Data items
● ● ● ● ● ● ●
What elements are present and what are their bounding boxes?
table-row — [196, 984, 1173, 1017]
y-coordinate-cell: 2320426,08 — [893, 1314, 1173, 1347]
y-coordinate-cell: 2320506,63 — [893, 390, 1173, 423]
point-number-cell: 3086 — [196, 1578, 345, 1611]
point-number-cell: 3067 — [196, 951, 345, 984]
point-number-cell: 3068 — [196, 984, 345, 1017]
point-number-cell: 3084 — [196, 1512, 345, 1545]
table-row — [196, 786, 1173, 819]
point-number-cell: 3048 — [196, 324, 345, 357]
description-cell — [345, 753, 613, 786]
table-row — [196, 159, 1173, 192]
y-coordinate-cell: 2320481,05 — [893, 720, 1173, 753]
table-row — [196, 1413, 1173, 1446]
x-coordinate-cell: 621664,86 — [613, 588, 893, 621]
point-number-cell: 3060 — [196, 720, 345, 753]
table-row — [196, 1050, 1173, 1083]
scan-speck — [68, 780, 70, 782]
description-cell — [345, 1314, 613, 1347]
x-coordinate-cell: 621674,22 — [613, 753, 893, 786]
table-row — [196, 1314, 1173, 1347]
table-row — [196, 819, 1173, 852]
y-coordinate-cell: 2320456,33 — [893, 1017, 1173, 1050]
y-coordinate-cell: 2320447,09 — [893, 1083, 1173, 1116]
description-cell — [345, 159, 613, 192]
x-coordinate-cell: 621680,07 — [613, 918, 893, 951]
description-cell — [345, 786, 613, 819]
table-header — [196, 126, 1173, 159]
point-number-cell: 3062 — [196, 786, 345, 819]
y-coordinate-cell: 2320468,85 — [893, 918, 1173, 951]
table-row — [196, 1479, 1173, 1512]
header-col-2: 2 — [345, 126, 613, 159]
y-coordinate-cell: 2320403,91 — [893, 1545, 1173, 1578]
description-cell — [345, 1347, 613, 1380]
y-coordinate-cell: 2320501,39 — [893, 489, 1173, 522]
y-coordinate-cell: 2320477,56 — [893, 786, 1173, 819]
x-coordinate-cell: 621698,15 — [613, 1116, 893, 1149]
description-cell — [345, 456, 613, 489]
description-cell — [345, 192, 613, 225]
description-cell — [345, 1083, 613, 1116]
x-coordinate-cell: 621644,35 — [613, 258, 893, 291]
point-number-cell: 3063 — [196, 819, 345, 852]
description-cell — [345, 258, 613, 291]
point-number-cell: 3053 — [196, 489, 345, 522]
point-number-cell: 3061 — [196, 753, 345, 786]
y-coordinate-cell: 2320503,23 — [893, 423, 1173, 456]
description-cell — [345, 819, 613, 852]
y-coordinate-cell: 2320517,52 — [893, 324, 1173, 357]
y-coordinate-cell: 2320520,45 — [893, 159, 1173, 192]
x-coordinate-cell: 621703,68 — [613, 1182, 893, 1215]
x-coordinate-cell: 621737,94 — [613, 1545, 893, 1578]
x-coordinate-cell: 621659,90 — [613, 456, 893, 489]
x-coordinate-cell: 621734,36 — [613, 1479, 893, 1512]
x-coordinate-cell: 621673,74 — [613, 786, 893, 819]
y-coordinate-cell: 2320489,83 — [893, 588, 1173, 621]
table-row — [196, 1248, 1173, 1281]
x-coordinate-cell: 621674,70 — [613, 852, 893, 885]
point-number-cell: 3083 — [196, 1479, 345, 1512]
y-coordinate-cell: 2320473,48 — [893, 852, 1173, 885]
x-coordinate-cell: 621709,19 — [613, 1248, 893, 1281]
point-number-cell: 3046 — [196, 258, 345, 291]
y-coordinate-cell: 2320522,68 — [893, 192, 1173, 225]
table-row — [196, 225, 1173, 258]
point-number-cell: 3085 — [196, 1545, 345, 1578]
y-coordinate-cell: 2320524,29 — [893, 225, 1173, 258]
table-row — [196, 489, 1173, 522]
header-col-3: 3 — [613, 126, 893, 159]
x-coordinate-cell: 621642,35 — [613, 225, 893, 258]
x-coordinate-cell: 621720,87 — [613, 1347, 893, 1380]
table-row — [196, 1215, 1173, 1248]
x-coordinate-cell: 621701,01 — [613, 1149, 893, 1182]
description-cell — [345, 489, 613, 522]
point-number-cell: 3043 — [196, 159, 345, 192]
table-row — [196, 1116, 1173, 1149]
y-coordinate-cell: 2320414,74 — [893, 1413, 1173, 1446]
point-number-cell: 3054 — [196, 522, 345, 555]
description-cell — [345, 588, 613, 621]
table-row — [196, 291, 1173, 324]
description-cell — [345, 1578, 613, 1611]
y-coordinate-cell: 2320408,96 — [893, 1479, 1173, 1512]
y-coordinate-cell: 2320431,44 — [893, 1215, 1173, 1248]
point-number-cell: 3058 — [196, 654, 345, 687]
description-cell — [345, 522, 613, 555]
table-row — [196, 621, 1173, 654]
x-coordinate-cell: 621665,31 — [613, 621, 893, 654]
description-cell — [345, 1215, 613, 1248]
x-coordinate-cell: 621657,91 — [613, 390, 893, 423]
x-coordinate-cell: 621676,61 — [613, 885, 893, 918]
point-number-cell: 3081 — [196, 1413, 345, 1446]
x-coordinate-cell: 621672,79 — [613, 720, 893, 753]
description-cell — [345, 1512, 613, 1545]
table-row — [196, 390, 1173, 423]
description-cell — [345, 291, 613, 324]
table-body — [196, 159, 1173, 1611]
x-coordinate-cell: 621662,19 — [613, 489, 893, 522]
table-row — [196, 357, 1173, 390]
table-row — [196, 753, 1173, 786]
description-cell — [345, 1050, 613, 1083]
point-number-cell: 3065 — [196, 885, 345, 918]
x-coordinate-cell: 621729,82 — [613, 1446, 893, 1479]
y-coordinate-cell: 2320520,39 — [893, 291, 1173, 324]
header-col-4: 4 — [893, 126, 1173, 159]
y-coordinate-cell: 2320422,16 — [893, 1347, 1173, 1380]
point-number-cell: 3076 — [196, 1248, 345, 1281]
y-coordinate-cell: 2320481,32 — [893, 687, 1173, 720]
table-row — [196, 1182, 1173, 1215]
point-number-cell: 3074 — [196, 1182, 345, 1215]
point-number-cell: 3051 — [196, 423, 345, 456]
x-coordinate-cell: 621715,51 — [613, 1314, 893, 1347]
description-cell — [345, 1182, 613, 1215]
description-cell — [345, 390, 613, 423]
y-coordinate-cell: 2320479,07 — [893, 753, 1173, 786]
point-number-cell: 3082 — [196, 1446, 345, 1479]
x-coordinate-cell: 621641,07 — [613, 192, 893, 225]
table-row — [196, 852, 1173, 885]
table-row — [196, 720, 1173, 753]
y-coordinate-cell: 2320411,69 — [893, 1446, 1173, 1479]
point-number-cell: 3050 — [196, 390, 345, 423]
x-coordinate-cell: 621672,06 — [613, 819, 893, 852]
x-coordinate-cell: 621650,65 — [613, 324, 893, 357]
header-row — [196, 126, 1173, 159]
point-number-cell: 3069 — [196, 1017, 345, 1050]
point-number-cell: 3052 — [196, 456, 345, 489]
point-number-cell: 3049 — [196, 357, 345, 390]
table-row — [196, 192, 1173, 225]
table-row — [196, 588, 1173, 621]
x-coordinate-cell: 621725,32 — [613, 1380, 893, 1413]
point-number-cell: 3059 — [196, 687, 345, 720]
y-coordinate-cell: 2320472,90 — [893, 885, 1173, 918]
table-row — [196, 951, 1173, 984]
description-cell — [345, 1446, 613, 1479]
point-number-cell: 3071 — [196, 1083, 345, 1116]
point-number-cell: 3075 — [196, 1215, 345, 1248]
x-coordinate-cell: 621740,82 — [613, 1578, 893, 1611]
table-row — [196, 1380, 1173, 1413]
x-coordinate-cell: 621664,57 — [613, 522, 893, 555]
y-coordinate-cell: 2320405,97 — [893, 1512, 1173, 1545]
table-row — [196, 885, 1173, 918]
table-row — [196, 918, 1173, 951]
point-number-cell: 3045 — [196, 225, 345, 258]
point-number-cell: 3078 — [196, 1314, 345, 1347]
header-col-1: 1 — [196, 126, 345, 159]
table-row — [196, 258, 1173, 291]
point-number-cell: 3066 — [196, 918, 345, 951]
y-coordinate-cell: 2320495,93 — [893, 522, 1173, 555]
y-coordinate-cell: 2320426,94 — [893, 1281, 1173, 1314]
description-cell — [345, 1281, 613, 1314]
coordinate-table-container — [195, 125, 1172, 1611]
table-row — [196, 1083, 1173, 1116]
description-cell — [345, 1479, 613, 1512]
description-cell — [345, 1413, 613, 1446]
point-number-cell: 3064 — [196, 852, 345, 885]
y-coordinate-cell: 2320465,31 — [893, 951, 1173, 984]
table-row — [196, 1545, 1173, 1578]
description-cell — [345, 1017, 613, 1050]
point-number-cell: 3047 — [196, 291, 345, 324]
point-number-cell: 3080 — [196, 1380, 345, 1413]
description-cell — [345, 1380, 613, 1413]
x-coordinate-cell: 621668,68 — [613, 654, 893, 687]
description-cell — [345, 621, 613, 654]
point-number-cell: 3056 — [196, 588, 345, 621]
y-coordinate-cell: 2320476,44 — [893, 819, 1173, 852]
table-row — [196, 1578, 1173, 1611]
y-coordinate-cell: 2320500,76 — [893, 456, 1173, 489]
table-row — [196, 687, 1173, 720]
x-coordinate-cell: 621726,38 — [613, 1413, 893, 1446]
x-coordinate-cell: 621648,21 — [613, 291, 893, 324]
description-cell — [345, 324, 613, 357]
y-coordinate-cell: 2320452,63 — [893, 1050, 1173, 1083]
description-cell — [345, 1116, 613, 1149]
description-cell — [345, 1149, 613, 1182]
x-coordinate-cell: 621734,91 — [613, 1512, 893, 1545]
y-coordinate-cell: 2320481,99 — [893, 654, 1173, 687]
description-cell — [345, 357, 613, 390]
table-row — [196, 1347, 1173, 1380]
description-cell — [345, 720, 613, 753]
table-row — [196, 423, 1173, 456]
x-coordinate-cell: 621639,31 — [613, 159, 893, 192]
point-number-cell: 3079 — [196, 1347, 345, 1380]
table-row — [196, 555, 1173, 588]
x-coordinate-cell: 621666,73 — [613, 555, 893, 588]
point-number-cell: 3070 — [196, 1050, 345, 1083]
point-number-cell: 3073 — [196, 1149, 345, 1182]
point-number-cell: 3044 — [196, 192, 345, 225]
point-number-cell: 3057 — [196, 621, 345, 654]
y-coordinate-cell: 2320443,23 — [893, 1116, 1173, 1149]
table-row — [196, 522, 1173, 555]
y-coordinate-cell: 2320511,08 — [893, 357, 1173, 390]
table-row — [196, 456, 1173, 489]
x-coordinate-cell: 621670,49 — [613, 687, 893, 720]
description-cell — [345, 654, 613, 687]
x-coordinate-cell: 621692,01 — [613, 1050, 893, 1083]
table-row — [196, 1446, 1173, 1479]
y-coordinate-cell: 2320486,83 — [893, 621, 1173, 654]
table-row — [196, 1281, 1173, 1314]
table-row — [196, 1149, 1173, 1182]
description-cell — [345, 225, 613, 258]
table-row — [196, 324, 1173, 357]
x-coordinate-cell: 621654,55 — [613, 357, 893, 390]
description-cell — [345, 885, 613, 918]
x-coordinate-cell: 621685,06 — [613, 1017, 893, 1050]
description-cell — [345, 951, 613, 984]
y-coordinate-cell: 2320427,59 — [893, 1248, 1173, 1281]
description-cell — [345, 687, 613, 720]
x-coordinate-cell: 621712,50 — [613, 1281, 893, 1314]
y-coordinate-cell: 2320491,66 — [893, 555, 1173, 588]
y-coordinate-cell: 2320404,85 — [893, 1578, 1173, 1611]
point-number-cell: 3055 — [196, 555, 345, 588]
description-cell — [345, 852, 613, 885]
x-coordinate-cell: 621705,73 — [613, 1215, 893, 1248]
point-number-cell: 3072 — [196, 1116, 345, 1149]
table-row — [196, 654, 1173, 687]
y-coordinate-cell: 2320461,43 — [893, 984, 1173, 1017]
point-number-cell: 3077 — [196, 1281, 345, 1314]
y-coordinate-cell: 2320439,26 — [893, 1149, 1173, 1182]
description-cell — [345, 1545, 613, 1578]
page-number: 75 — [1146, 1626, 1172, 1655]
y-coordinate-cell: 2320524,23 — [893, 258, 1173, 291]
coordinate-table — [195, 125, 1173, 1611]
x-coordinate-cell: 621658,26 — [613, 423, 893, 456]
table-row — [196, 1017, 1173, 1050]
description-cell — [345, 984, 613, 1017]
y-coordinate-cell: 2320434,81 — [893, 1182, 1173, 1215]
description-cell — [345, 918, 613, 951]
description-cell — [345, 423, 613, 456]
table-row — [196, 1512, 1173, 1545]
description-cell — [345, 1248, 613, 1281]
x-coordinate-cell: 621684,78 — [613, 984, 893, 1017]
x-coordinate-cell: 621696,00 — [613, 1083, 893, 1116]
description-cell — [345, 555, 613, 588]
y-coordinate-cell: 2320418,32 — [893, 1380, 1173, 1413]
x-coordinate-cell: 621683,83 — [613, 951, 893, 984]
● ● ● ● ● ● ●
Please copy everything from the start of the lines down to the line containing "point-number-cell: 3067 —", replacing "point-number-cell" with "point-id-cell" and changing nothing else.

# Solution
What elements are present and what are their bounding boxes?
table-row — [196, 984, 1173, 1017]
y-coordinate-cell: 2320426,08 — [893, 1314, 1173, 1347]
y-coordinate-cell: 2320506,63 — [893, 390, 1173, 423]
point-id-cell: 3086 — [196, 1578, 345, 1611]
point-id-cell: 3067 — [196, 951, 345, 984]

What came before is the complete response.